__Work to do__
Find how many lines contain the word "JSON" and state that number alone.

__Provided material__
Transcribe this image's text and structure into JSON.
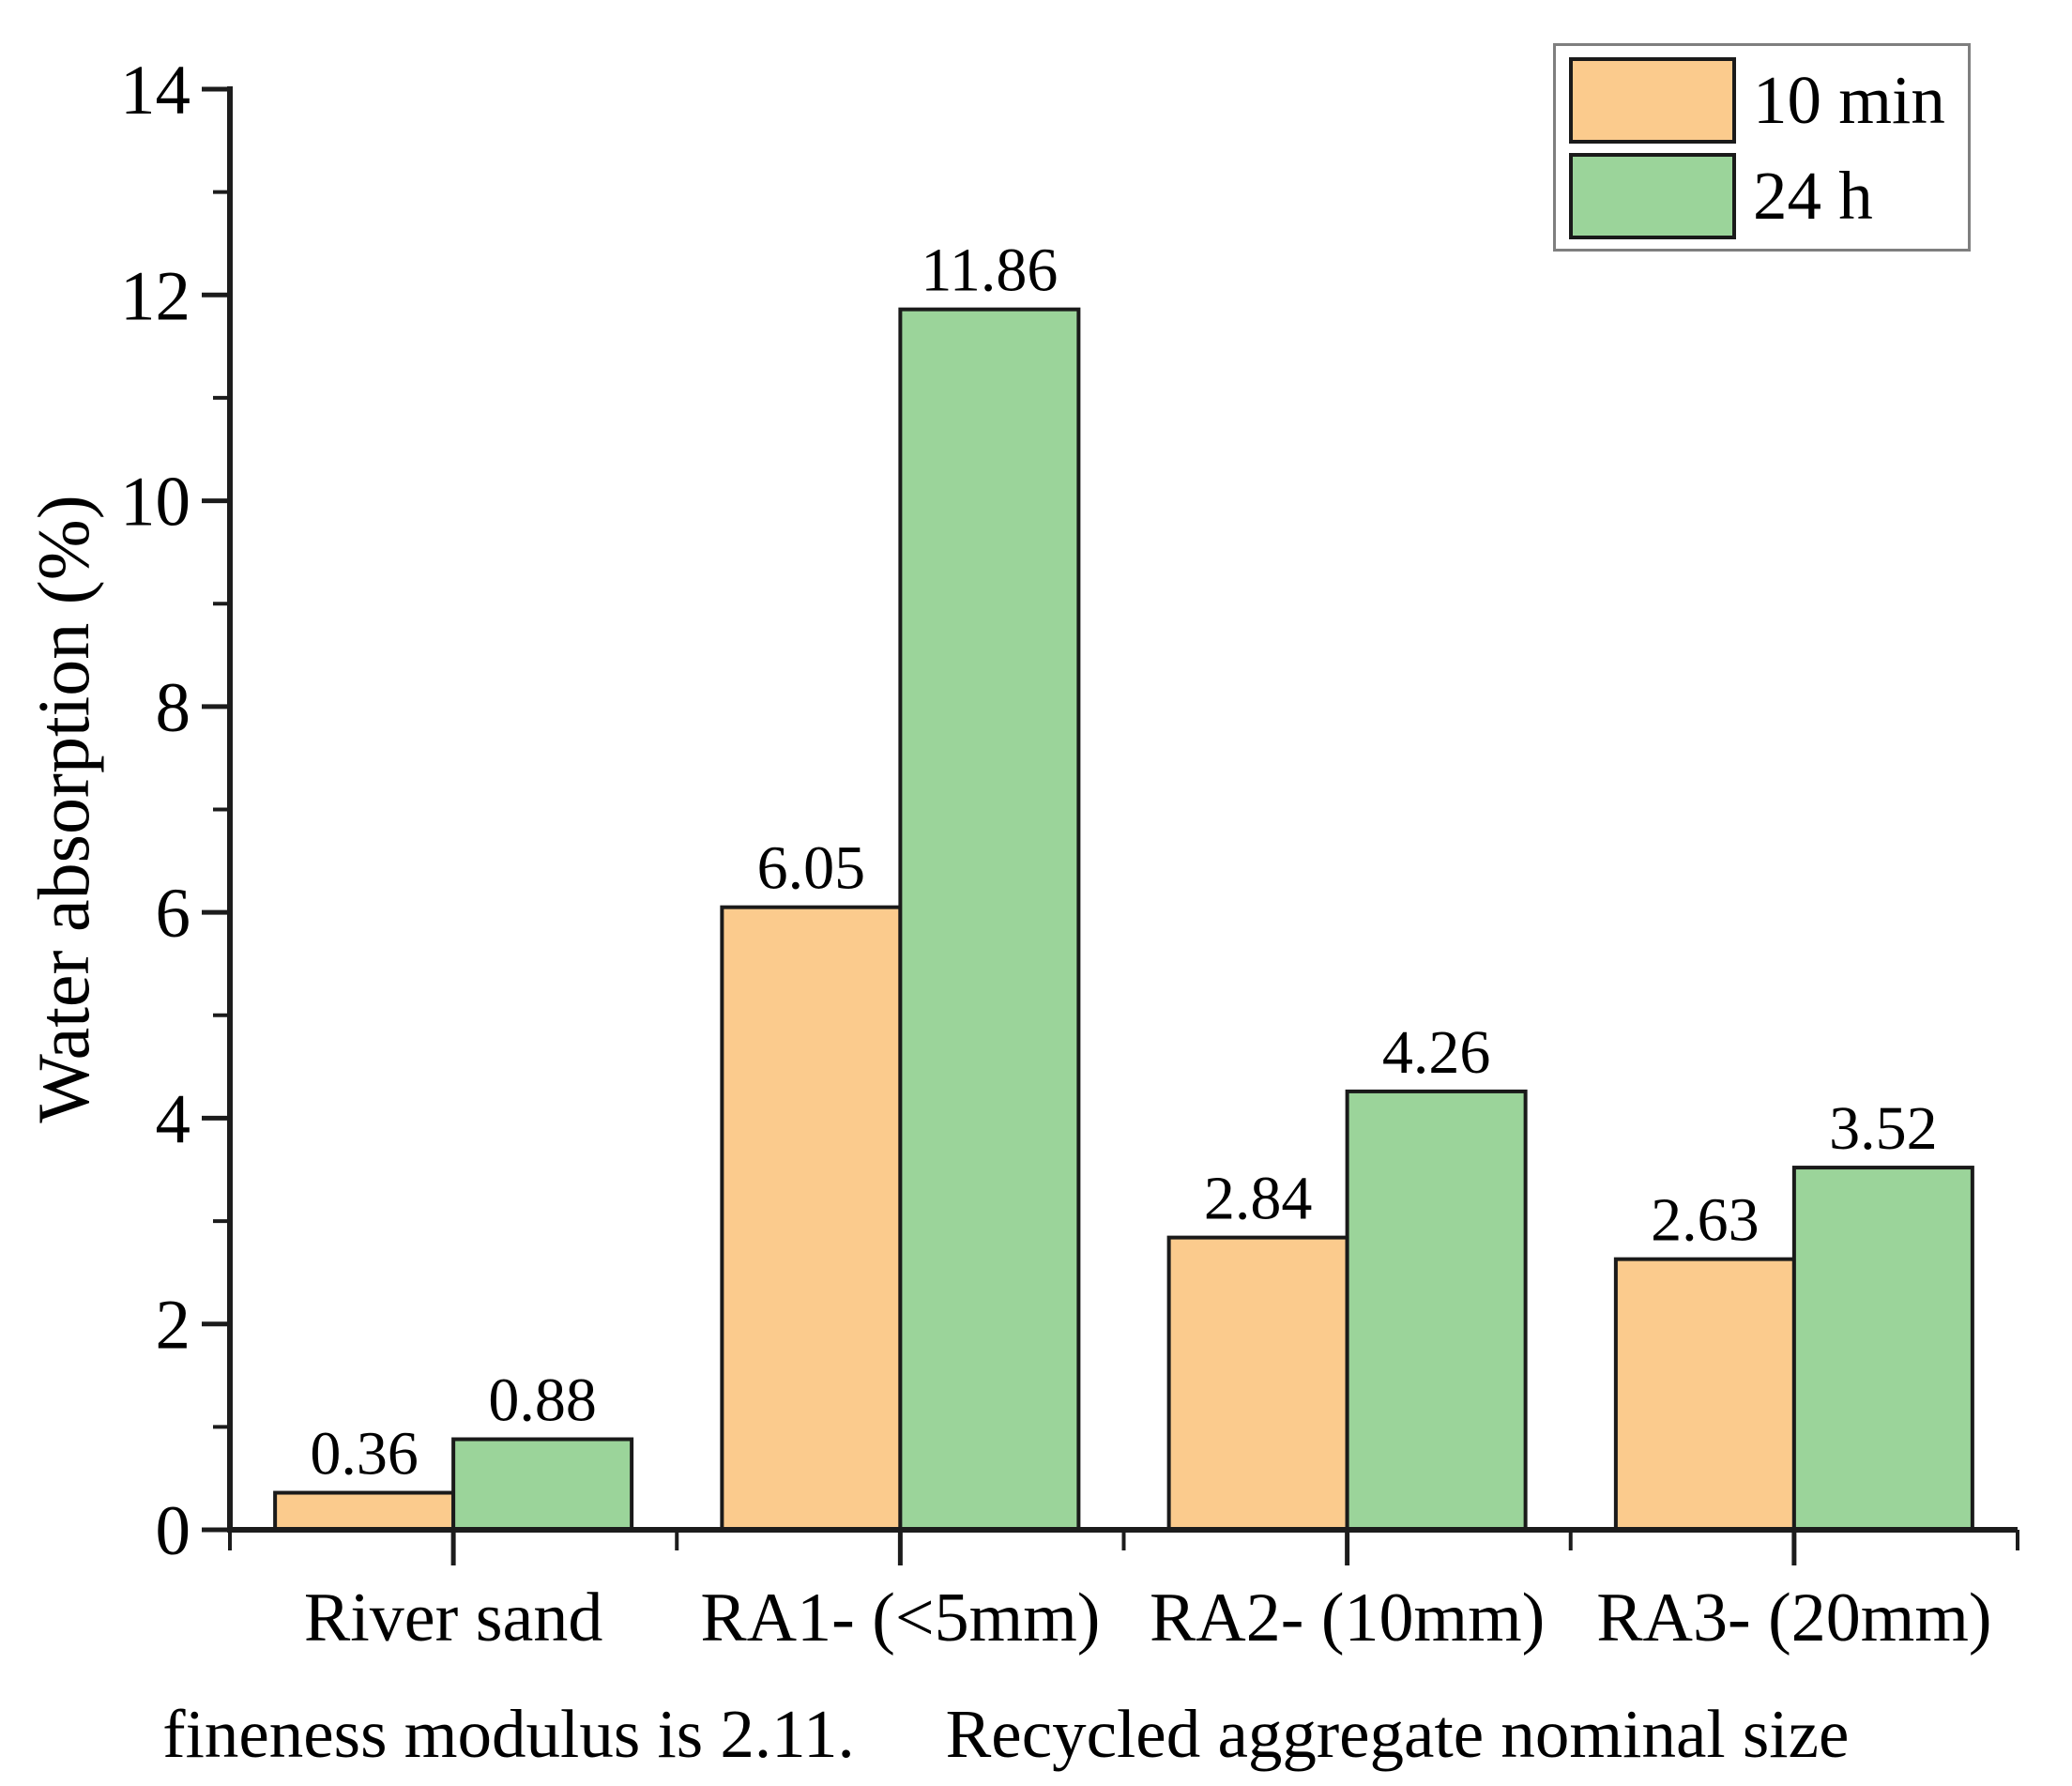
{
  "chart_data": {
    "type": "bar",
    "title": "",
    "categories": [
      "River sand",
      "RA1- (<5mm)",
      "RA2- (10mm)",
      "RA3- (20mm)"
    ],
    "series": [
      {
        "name": "10 min",
        "color": "#FBCB8D",
        "values": [
          0.36,
          6.05,
          2.84,
          2.63
        ]
      },
      {
        "name": "24 h",
        "color": "#9BD49A",
        "values": [
          0.88,
          11.86,
          4.26,
          3.52
        ]
      }
    ],
    "ylabel": "Water absorption (%)",
    "xlabel": "Recycled aggregate nominal size",
    "footnote": "fineness modulus is 2.11.",
    "ylim": [
      0,
      14
    ],
    "y_major_step": 2,
    "y_minor_step": 1,
    "y_tick_labels": [
      "0",
      "2",
      "4",
      "6",
      "8",
      "10",
      "12",
      "14"
    ],
    "value_label_decimals": 2,
    "grid": false,
    "legend_position": "top-right",
    "colors": {
      "axis": "#1c1c1c",
      "bar_edge": "#1a1a1a",
      "legend_border": "#7f7f7f",
      "background": "#ffffff",
      "text": "#000000"
    }
  }
}
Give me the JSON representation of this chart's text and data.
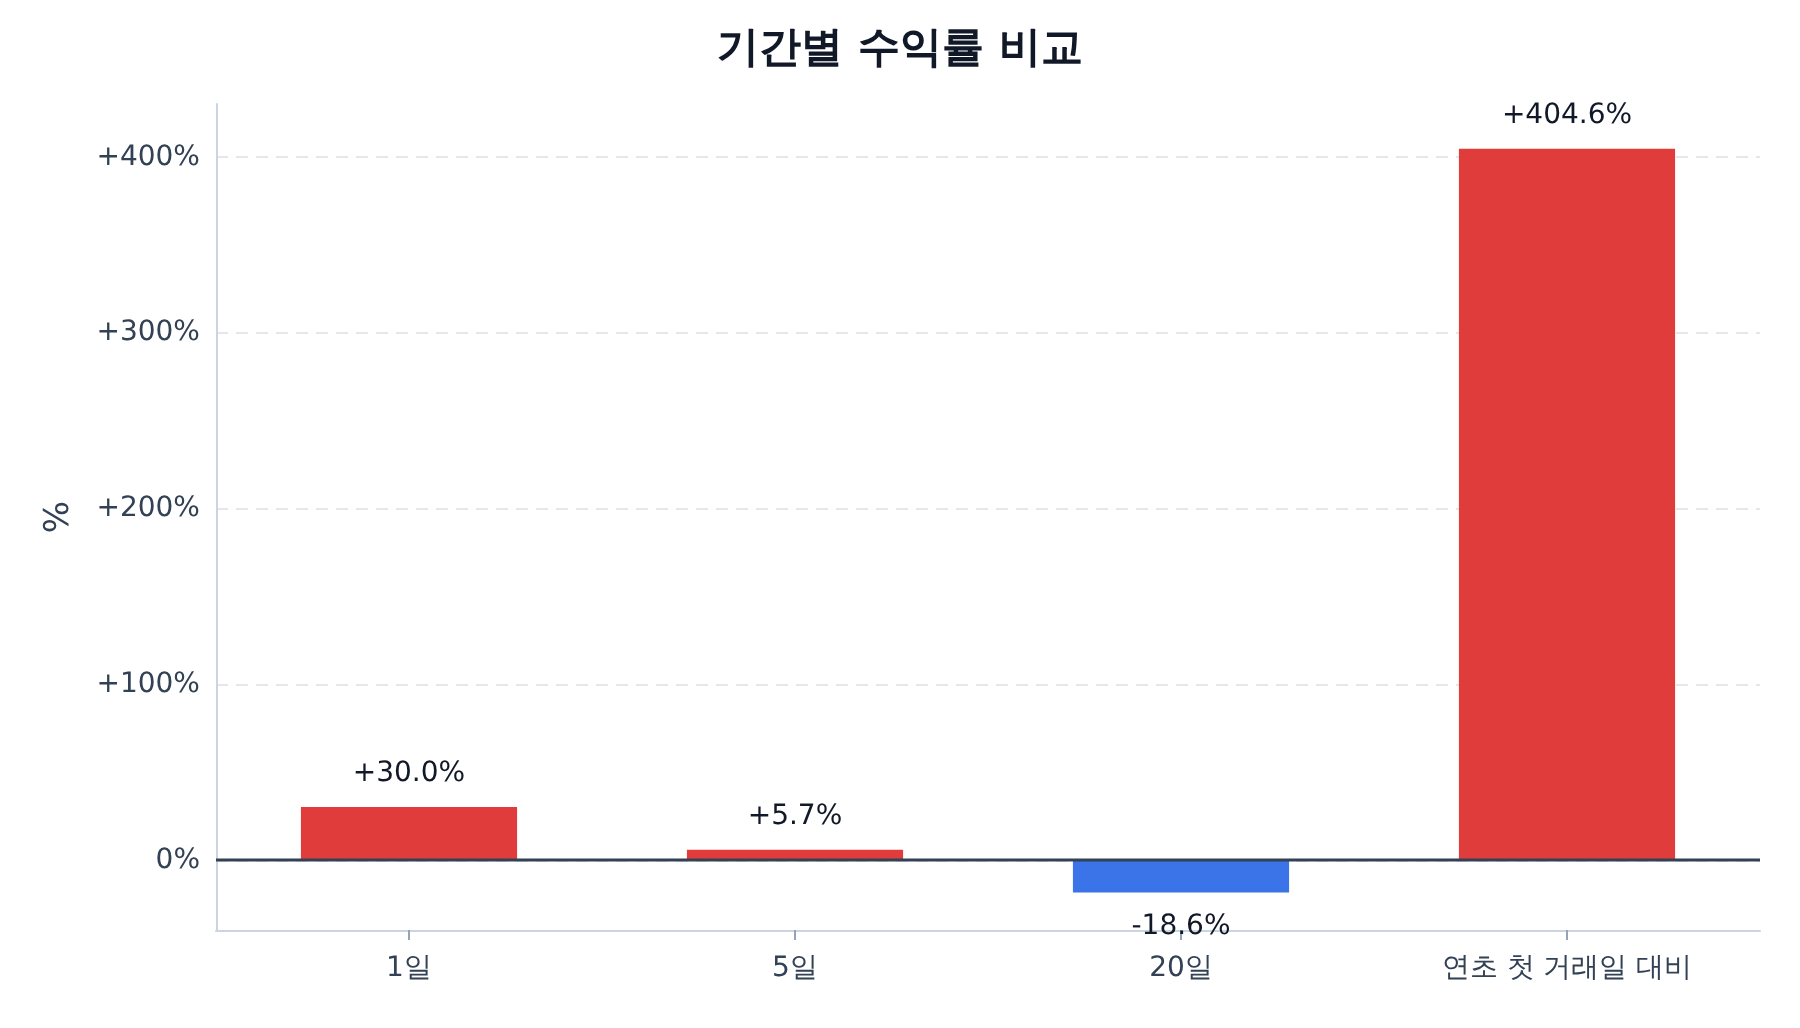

__Full solution__
2